PROBLEM DESCRIPTION
Exclude the pictures and retype the entries as written.

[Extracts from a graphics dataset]
■ ■ ■ ■
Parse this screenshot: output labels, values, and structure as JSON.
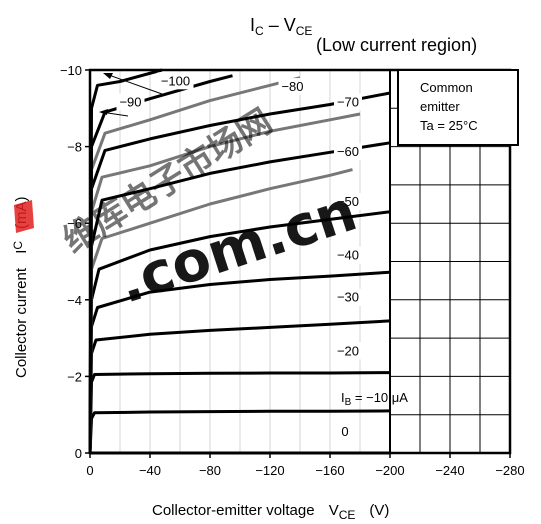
{
  "chart_data": {
    "type": "line",
    "title": "I",
    "title_sub1": "C",
    "title_mid": " – V",
    "title_sub2": "CE",
    "subtitle": "(Low current region)",
    "xlabel": "Collector-emitter voltage",
    "xlabel_symbol": "V",
    "xlabel_symbol_sub": "CE",
    "xlabel_unit": "(V)",
    "ylabel": "Collector current",
    "ylabel_symbol": "I",
    "ylabel_symbol_sub": "C",
    "ylabel_unit": "(mA)",
    "x_ticks": [
      "0",
      "−40",
      "−80",
      "−120",
      "−160",
      "−200",
      "−240",
      "−280"
    ],
    "x_tick_values": [
      0,
      -40,
      -80,
      -120,
      -160,
      -200,
      -240,
      -280
    ],
    "y_ticks": [
      "0",
      "−2",
      "−4",
      "−6",
      "−8",
      "−10"
    ],
    "y_tick_values": [
      0,
      -2,
      -4,
      -6,
      -8,
      -10
    ],
    "xlim": [
      0,
      -280
    ],
    "ylim": [
      0,
      -10
    ],
    "grid": true,
    "legend_box": {
      "line1": "Common",
      "line2": "emitter",
      "line3": "Ta = 25°C"
    },
    "ib_label": {
      "prefix": "I",
      "sub": "B",
      "value": " = −10 μA"
    },
    "series": [
      {
        "label": "0",
        "color": "#000000",
        "points": [
          [
            0,
            0
          ],
          [
            -40,
            0
          ],
          [
            -80,
            0
          ],
          [
            -120,
            0
          ],
          [
            -160,
            0
          ],
          [
            -200,
            0
          ]
        ]
      },
      {
        "label": "",
        "color": "#000000",
        "points": [
          [
            0,
            0
          ],
          [
            -1,
            -0.9
          ],
          [
            -3,
            -1.05
          ],
          [
            -40,
            -1.07
          ],
          [
            -80,
            -1.08
          ],
          [
            -120,
            -1.09
          ],
          [
            -160,
            -1.09
          ],
          [
            -200,
            -1.1
          ]
        ]
      },
      {
        "label": "−20",
        "color": "#000000",
        "points": [
          [
            0,
            0
          ],
          [
            -1,
            -1.85
          ],
          [
            -3,
            -2.05
          ],
          [
            -40,
            -2.07
          ],
          [
            -80,
            -2.08
          ],
          [
            -120,
            -2.09
          ],
          [
            -160,
            -2.09
          ],
          [
            -200,
            -2.1
          ]
        ]
      },
      {
        "label": "−30",
        "color": "#000000",
        "points": [
          [
            0,
            0
          ],
          [
            -1,
            -2.6
          ],
          [
            -4,
            -2.95
          ],
          [
            -40,
            -3.1
          ],
          [
            -80,
            -3.2
          ],
          [
            -120,
            -3.28
          ],
          [
            -160,
            -3.36
          ],
          [
            -200,
            -3.45
          ]
        ]
      },
      {
        "label": "−40",
        "color": "#000000",
        "points": [
          [
            0,
            0
          ],
          [
            -1,
            -3.3
          ],
          [
            -5,
            -3.8
          ],
          [
            -40,
            -4.2
          ],
          [
            -80,
            -4.4
          ],
          [
            -120,
            -4.53
          ],
          [
            -160,
            -4.62
          ],
          [
            -200,
            -4.72
          ]
        ]
      },
      {
        "label": "−50",
        "color": "#000000",
        "points": [
          [
            0,
            0
          ],
          [
            -1,
            -4.0
          ],
          [
            -6,
            -4.8
          ],
          [
            -40,
            -5.3
          ],
          [
            -80,
            -5.65
          ],
          [
            -120,
            -5.9
          ],
          [
            -160,
            -6.1
          ],
          [
            -200,
            -6.3
          ]
        ]
      },
      {
        "label": "",
        "color": "#777777",
        "points": [
          [
            0,
            0
          ],
          [
            -1,
            -4.8
          ],
          [
            -8,
            -5.6
          ],
          [
            -40,
            -6.0
          ],
          [
            -80,
            -6.5
          ],
          [
            -120,
            -6.9
          ],
          [
            -160,
            -7.25
          ],
          [
            -175,
            -7.4
          ]
        ]
      },
      {
        "label": "−60",
        "color": "#000000",
        "points": [
          [
            0,
            0
          ],
          [
            -1,
            -5.4
          ],
          [
            -8,
            -6.6
          ],
          [
            -40,
            -6.9
          ],
          [
            -80,
            -7.3
          ],
          [
            -120,
            -7.6
          ],
          [
            -160,
            -7.85
          ],
          [
            -200,
            -8.1
          ]
        ]
      },
      {
        "label": "",
        "color": "#777777",
        "points": [
          [
            0,
            0
          ],
          [
            -1,
            -6.3
          ],
          [
            -8,
            -7.2
          ],
          [
            -40,
            -7.5
          ],
          [
            -80,
            -8.0
          ],
          [
            -120,
            -8.4
          ],
          [
            -160,
            -8.7
          ],
          [
            -180,
            -8.85
          ]
        ]
      },
      {
        "label": "−70",
        "color": "#000000",
        "points": [
          [
            0,
            0
          ],
          [
            -1,
            -6.9
          ],
          [
            -10,
            -7.9
          ],
          [
            -40,
            -8.2
          ],
          [
            -80,
            -8.55
          ],
          [
            -120,
            -8.85
          ],
          [
            -160,
            -9.1
          ],
          [
            -200,
            -9.4
          ]
        ]
      },
      {
        "label": "−80",
        "color": "#777777",
        "points": [
          [
            0,
            0
          ],
          [
            -1,
            -7.4
          ],
          [
            -10,
            -8.35
          ],
          [
            -40,
            -8.7
          ],
          [
            -80,
            -9.2
          ],
          [
            -120,
            -9.6
          ],
          [
            -140,
            -9.8
          ]
        ]
      },
      {
        "label": "−90",
        "color": "#000000",
        "points": [
          [
            0,
            0
          ],
          [
            -1,
            -8.0
          ],
          [
            -10,
            -8.9
          ],
          [
            -40,
            -9.25
          ],
          [
            -80,
            -9.7
          ],
          [
            -95,
            -9.85
          ]
        ]
      },
      {
        "label": "−100",
        "color": "#000000",
        "points": [
          [
            0,
            0
          ],
          [
            -1,
            -9.0
          ],
          [
            -5,
            -9.6
          ],
          [
            -20,
            -9.7
          ],
          [
            -48,
            -10.0
          ]
        ]
      }
    ],
    "watermark": ".com.cn",
    "watermark_cjk": "维库电子市场网"
  }
}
■ ■ ■ ■
REPLY TO THE EXERCISE
Parse this screenshot: output labels, values, and structure as JSON.
{
  "chart_data": {
    "type": "line",
    "title": "I",
    "title_sub1": "C",
    "title_mid": " – V",
    "title_sub2": "CE",
    "subtitle": "(Low current region)",
    "xlabel": "Collector-emitter voltage",
    "xlabel_symbol": "V",
    "xlabel_symbol_sub": "CE",
    "xlabel_unit": "(V)",
    "ylabel": "Collector current",
    "ylabel_symbol": "I",
    "ylabel_symbol_sub": "C",
    "ylabel_unit": "(mA)",
    "x_ticks": [
      "0",
      "−40",
      "−80",
      "−120",
      "−160",
      "−200",
      "−240",
      "−280"
    ],
    "x_tick_values": [
      0,
      -40,
      -80,
      -120,
      -160,
      -200,
      -240,
      -280
    ],
    "y_ticks": [
      "0",
      "−2",
      "−4",
      "−6",
      "−8",
      "−10"
    ],
    "y_tick_values": [
      0,
      -2,
      -4,
      -6,
      -8,
      -10
    ],
    "xlim": [
      0,
      -280
    ],
    "ylim": [
      0,
      -10
    ],
    "grid": true,
    "legend_box": {
      "line1": "Common",
      "line2": "emitter",
      "line3": "Ta = 25°C"
    },
    "ib_label": {
      "prefix": "I",
      "sub": "B",
      "value": " = −10 μA"
    },
    "series": [
      {
        "label": "0",
        "color": "#000000",
        "points": [
          [
            0,
            0
          ],
          [
            -40,
            0
          ],
          [
            -80,
            0
          ],
          [
            -120,
            0
          ],
          [
            -160,
            0
          ],
          [
            -200,
            0
          ]
        ]
      },
      {
        "label": "",
        "color": "#000000",
        "points": [
          [
            0,
            0
          ],
          [
            -1,
            -0.9
          ],
          [
            -3,
            -1.05
          ],
          [
            -40,
            -1.07
          ],
          [
            -80,
            -1.08
          ],
          [
            -120,
            -1.09
          ],
          [
            -160,
            -1.09
          ],
          [
            -200,
            -1.1
          ]
        ]
      },
      {
        "label": "−20",
        "color": "#000000",
        "points": [
          [
            0,
            0
          ],
          [
            -1,
            -1.85
          ],
          [
            -3,
            -2.05
          ],
          [
            -40,
            -2.07
          ],
          [
            -80,
            -2.08
          ],
          [
            -120,
            -2.09
          ],
          [
            -160,
            -2.09
          ],
          [
            -200,
            -2.1
          ]
        ]
      },
      {
        "label": "−30",
        "color": "#000000",
        "points": [
          [
            0,
            0
          ],
          [
            -1,
            -2.6
          ],
          [
            -4,
            -2.95
          ],
          [
            -40,
            -3.1
          ],
          [
            -80,
            -3.2
          ],
          [
            -120,
            -3.28
          ],
          [
            -160,
            -3.36
          ],
          [
            -200,
            -3.45
          ]
        ]
      },
      {
        "label": "−40",
        "color": "#000000",
        "points": [
          [
            0,
            0
          ],
          [
            -1,
            -3.3
          ],
          [
            -5,
            -3.8
          ],
          [
            -40,
            -4.2
          ],
          [
            -80,
            -4.4
          ],
          [
            -120,
            -4.53
          ],
          [
            -160,
            -4.62
          ],
          [
            -200,
            -4.72
          ]
        ]
      },
      {
        "label": "−50",
        "color": "#000000",
        "points": [
          [
            0,
            0
          ],
          [
            -1,
            -4.0
          ],
          [
            -6,
            -4.8
          ],
          [
            -40,
            -5.3
          ],
          [
            -80,
            -5.65
          ],
          [
            -120,
            -5.9
          ],
          [
            -160,
            -6.1
          ],
          [
            -200,
            -6.3
          ]
        ]
      },
      {
        "label": "",
        "color": "#777777",
        "points": [
          [
            0,
            0
          ],
          [
            -1,
            -4.8
          ],
          [
            -8,
            -5.6
          ],
          [
            -40,
            -6.0
          ],
          [
            -80,
            -6.5
          ],
          [
            -120,
            -6.9
          ],
          [
            -160,
            -7.25
          ],
          [
            -175,
            -7.4
          ]
        ]
      },
      {
        "label": "−60",
        "color": "#000000",
        "points": [
          [
            0,
            0
          ],
          [
            -1,
            -5.4
          ],
          [
            -8,
            -6.6
          ],
          [
            -40,
            -6.9
          ],
          [
            -80,
            -7.3
          ],
          [
            -120,
            -7.6
          ],
          [
            -160,
            -7.85
          ],
          [
            -200,
            -8.1
          ]
        ]
      },
      {
        "label": "",
        "color": "#777777",
        "points": [
          [
            0,
            0
          ],
          [
            -1,
            -6.3
          ],
          [
            -8,
            -7.2
          ],
          [
            -40,
            -7.5
          ],
          [
            -80,
            -8.0
          ],
          [
            -120,
            -8.4
          ],
          [
            -160,
            -8.7
          ],
          [
            -180,
            -8.85
          ]
        ]
      },
      {
        "label": "−70",
        "color": "#000000",
        "points": [
          [
            0,
            0
          ],
          [
            -1,
            -6.9
          ],
          [
            -10,
            -7.9
          ],
          [
            -40,
            -8.2
          ],
          [
            -80,
            -8.55
          ],
          [
            -120,
            -8.85
          ],
          [
            -160,
            -9.1
          ],
          [
            -200,
            -9.4
          ]
        ]
      },
      {
        "label": "−80",
        "color": "#777777",
        "points": [
          [
            0,
            0
          ],
          [
            -1,
            -7.4
          ],
          [
            -10,
            -8.35
          ],
          [
            -40,
            -8.7
          ],
          [
            -80,
            -9.2
          ],
          [
            -120,
            -9.6
          ],
          [
            -140,
            -9.8
          ]
        ]
      },
      {
        "label": "−90",
        "color": "#000000",
        "points": [
          [
            0,
            0
          ],
          [
            -1,
            -8.0
          ],
          [
            -10,
            -8.9
          ],
          [
            -40,
            -9.25
          ],
          [
            -80,
            -9.7
          ],
          [
            -95,
            -9.85
          ]
        ]
      },
      {
        "label": "−100",
        "color": "#000000",
        "points": [
          [
            0,
            0
          ],
          [
            -1,
            -9.0
          ],
          [
            -5,
            -9.6
          ],
          [
            -20,
            -9.7
          ],
          [
            -48,
            -10.0
          ]
        ]
      }
    ],
    "watermark": ".com.cn",
    "watermark_cjk": "维库电子市场网"
  }
}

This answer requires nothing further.